**Objectives**
(A) In the statistics lecture notes, what is a sample?
(B) Continue the statistics lecture notes from the point where they end.

**Document excerpt**
= = = = =

Learning objectives of Lecture 1
Statistics: the discipline of collecting, organizing, analyzing, and interpreting data. This course has a lecture and a lab component.
A statistical question is a question where you expect several (i.e., a variety) of answers and you are interested in the distribution and tendency of those answers.
Example: What is the weight of a cat (in kg)?
Which question is more suitable to be answered using statistical analysis?
How much does my cat weigh?
How much does Garfield the cat weigh?
How much does the average cat weigh?
We can calculate the mean weight by hand:
(4.845743 + 4.650540 + 4.558134 + 4.841231 +3.817112 +4.667056 +4.226919+ 4.523914 +4.559097 +
4.940135 + 3.992729 + 4.432350 + 3.733077 + 3.571335 + 4.068627 + 3.685094 + 4.557106 +3.697995 +
+3.531068 + 3.815028) / 20
## [1] 4.235715
But, fortunately, we have R to help us. R is a statistical software that allow us to perform statistical analyses using formulas. That means, we do not have to do everything by hand anymore!
## [1] 3.986994
Population: The complete set of individuals.
Sample: A subset of the complete population.
The size of the sample will always be less than the total size of the population.
Population: All the students in the class.
Sample: A set of 10 students.
Unbiased sample: we randomize from the population.
Example 2: Analysis of use of fillers in spontaneous speech in French
Population: All the speakers of French.
Sample: A set of French speakers (for unbiased sample you need randomization)
When we select a sample of the population, we want that sample to be unbiased. For example, if we are interesting in knowing what is the tendency in the income of families residing in Toronto and we allow for voluntary participation, probably only families with high income will answer the survey, and the sampling will, thus, be biased.
Random sampling: When we select samples of the population, we want to make sure that each unit has approximately an equal chance of being represented in the sample.
A. The population is all L2 Catalan speakers, and the sample is the 10 participants that Maria studied.
B. The sample is all L2 Catalan speakers, and the population is the 5 speakers of the with low proficiency that Maria studied.
C. The sample is all L2 Catalan speakers, and the population is the 10 participants that Maria studied.

= = = = =

**Supplied data**
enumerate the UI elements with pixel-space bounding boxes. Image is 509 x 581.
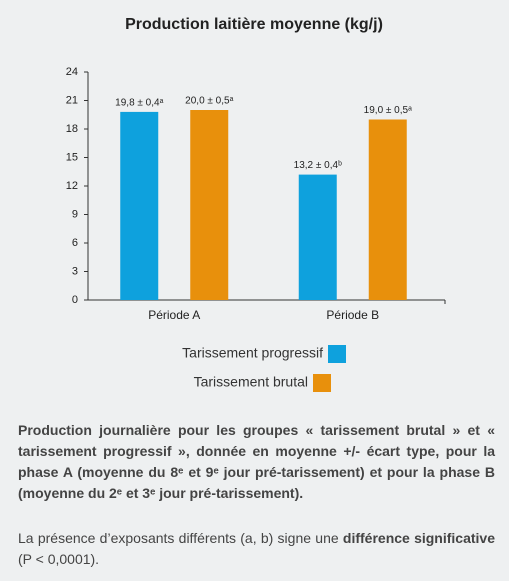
bar — [190, 110, 229, 300]
y-tick-label: 0 — [72, 294, 78, 306]
legend-label: Tarissement progressif — [182, 345, 323, 361]
caption-text: La présence d’exposants différents (a, b… — [18, 530, 343, 546]
x-tick-label: Période A — [148, 308, 200, 322]
y-tick-label: 18 — [66, 123, 78, 135]
caption-bold: différence significative — [342, 530, 495, 546]
chart: Production laitière moyenne (kg/j) 0 3 6 9 1… — [66, 16, 446, 392]
legend-label: Tarissement brutal — [194, 374, 308, 390]
value-label: 19,8 ± 0,4ᵃ — [115, 98, 163, 109]
caption-note: La présence d’exposants différents (a, b… — [18, 528, 495, 570]
y-tick-label: 9 — [72, 208, 78, 220]
y-tick-label: 24 — [66, 66, 78, 78]
caption-text: (P < 0,0001). — [18, 551, 100, 567]
legend-swatch — [328, 345, 346, 363]
caption-main: Production journalière pour les groupes … — [18, 422, 495, 501]
bar — [368, 119, 407, 300]
bar — [120, 111, 159, 301]
y-tick-label: 21 — [66, 94, 78, 106]
y-tick-label: 3 — [72, 265, 78, 277]
chart-title: Production laitière moyenne (kg/j) — [125, 16, 383, 33]
y-tick-label: 15 — [66, 151, 78, 163]
legend-swatch — [313, 374, 331, 392]
x-tick-label: Période B — [326, 308, 379, 322]
value-label: 13,2 ± 0,4ᵇ — [294, 160, 342, 171]
value-label: 20,0 ± 0,5ᵃ — [185, 96, 233, 107]
y-tick-label: 12 — [66, 180, 78, 192]
bar — [298, 174, 337, 300]
value-label: 19,0 ± 0,5ᵃ — [364, 105, 412, 116]
y-tick-label: 6 — [72, 237, 78, 249]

= = = = =

**Answers to the tasks**
(A) A subset of the complete population.

(B)
D. The population is all L2 Catalan speakers, and the sample is the 5 speakers of high proficiency that Maria studied.
Now we have distinguished between populations and samples. It is also important to note that the number that we obtain from measuring the sample statistic will be used to estimate the population parameter.
Statistic: number that represents a property of the sample.
Parameter: property of the population (Greek letters are used for parameters).
Name and description | Statistics | Parameter |
---|---|---|
Mean | \(\bar{x}\) (sum of the variable in the sample divided by the size of the sample) \(\frac{\sum_{i\in S} x_i}{|S|}\) | \(\mu\) (sum of the variable in the population divided by the size of the population) \(\frac{\sum_{i\in P} x_i}{|P|}\) |
Variance | \(s^2\) (average square distance from the variable’s average from the mean divided by the size of the sample -1) \(\frac{\sum_{i\in S} (x_i-\bar{x})^2}{|S|-1}\) | \(\sigma^2\) (average square distance of the variable from the mean divided by the size of the population) \(\frac{\sum_{i\in P} (x_i-\mu)^2}{|P|}\) |
Standard deviation | \(s\) (“the average distance from the sample mean”) \(\sqrt{s^2}\) | \(\sigma\) (“the average distance from the population mean”) \(\sqrt{\sigma^2}\) |
An important question to ask is: How accurately does a statistic estimate a parameter?
Example. Determine what the key terms refer to in the following study. We want to know the average (mean) amount of words per utterance produced in Spanish by toddlers enrolled in a Spanish immersion program (100 students enrolled). We randomly examined speech of 10 toddlers. Three of those toddlers produced 2, 3, and 4 words per utternace respectively.
Population: The population is all toddlers enrolled in the program.
Sample: The sample could be the random selection of 10 toddlers.
Parameter average (mean) amount of words per utterance produced by all the toddlers enrolled in the Spanish immersion program \(\mu\).
Statistics The statistic is the average (mean) amount of words per utterance of toddlers in the sample \(\bar{x}\).
Descriptive statistics: measurements to describe basic features of a data set by generating summaries about data samples (distribution, tendency, variance)
Inferential statistics: uses measurements from the sample to estimate population parameters.
We use the sample statistics to infer the population parameters.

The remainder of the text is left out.